Проводив Швейцер к станции, Пастернак пожаловался, что у него такое «тяжелое» пальто[815]. Кроме того, он вынужден был просить прощения у Ивинской, но ее куда больше беспокоило его переутомление — он рыдал, вставал на колени, — чем «нахальные» поцелуи Швейцер. Позже Пастернак признавался и Нине Табидзе, что у него рак легких, но взял с нее слово никому не говорить. Когда боль в груди стала отчетливее, он спросил у Ивинской, не думает ли она, что он заболел в наказание[816]за нее из-за Ренате.
На следующей неделе Пастернак начал вести дневник своего состояния[817]; он писал карандашом на разрозненных листах бумаги. «У меня болит сердце, болит спина. По-моему, я перенапрягся на Пасху. Едва стою на ногах. Устаю стоять за бюро. Пришлось прекратить писать пьесу. Левая рука отнимается. Должен лечь». Он послал Ивинской записку, что должен будет несколько дней «вылежаться». В завершение он писал: «Крепко целую. Все обойдется».

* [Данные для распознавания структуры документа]

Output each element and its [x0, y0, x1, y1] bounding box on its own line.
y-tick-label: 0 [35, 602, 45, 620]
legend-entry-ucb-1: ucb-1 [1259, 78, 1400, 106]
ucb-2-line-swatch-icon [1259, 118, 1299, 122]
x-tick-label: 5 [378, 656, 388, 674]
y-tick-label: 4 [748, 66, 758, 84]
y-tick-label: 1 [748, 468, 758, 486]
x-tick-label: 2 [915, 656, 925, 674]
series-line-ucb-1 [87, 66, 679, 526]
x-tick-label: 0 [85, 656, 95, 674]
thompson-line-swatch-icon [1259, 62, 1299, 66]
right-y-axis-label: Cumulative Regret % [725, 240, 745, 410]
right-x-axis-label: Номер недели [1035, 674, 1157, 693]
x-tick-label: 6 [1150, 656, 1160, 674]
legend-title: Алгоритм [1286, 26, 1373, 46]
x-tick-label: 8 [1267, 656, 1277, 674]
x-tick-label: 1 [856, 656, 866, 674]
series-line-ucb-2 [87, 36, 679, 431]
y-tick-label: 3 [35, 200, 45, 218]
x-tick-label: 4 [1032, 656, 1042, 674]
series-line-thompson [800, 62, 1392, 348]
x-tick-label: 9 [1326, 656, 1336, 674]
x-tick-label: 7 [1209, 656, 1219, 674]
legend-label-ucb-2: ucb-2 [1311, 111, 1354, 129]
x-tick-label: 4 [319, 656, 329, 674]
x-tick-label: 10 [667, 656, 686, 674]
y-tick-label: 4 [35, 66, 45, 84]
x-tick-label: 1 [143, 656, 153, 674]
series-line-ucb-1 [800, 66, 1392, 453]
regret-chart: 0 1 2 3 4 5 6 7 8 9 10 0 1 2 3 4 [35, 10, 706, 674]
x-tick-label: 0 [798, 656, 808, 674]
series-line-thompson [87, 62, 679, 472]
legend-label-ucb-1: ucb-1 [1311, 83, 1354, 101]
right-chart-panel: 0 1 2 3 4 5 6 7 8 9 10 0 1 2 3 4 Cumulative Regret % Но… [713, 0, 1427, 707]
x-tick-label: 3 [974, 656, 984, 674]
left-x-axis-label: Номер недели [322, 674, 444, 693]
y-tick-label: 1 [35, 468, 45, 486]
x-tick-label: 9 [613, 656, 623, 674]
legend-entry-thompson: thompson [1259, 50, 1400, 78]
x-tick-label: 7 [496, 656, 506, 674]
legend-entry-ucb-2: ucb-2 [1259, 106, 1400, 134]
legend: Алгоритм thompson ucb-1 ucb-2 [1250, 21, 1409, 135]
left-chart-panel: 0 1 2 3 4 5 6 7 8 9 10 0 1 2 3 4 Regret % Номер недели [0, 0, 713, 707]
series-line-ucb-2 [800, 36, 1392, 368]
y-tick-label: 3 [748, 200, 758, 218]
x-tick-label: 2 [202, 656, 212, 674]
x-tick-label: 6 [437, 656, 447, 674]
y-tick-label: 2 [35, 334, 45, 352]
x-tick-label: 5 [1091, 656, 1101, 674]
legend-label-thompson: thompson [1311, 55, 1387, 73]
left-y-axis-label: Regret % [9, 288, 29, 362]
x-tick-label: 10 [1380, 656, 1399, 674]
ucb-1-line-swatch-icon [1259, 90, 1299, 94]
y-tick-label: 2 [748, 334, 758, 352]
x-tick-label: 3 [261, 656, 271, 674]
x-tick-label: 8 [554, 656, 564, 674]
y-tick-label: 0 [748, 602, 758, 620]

* [ЗАДАНИЕ 1]
Ответьте по отрывку о Пастернаке:
(а) На что пожаловался Пастернак, когда проводил Швейцер к станции?
(б) Чем и на чем Пастернак писал дневник своего состояния?
(в) Что Пастернаку пришлось прекратить писать?
* [ЗАДАНИЕ 2] Напечатайте без изменений часть отрывка о Пастернаке от «Проводив Швейцер к» до «нее из-за Ренате.».

* [ПОЛЕ ОТВЕТА 1]
(а) На то, что у него такое «тяжелое» пальто.
(б) Карандашом на разрозненных листах бумаги.
(в) Пьесу.

* [ПОЛЕ ОТВЕТА 2]
Проводив Швейцер к станции, Пастернак пожаловался, что у него такое «тяжелое» пальто[815]. Кроме того, он вынужден был просить прощения у Ивинской, но ее куда больше беспокоило его переутомление — он рыдал, вставал на колени, — чем «нахальные» поцелуи Швейцер. Позже Пастернак признавался и Нине Табидзе, что у него рак легких, но взял с нее слово никому не говорить. Когда боль в груди стала отчетливее, он спросил у Ивинской, не думает ли она, что он заболел в наказание[816]за нее из-за Ренате.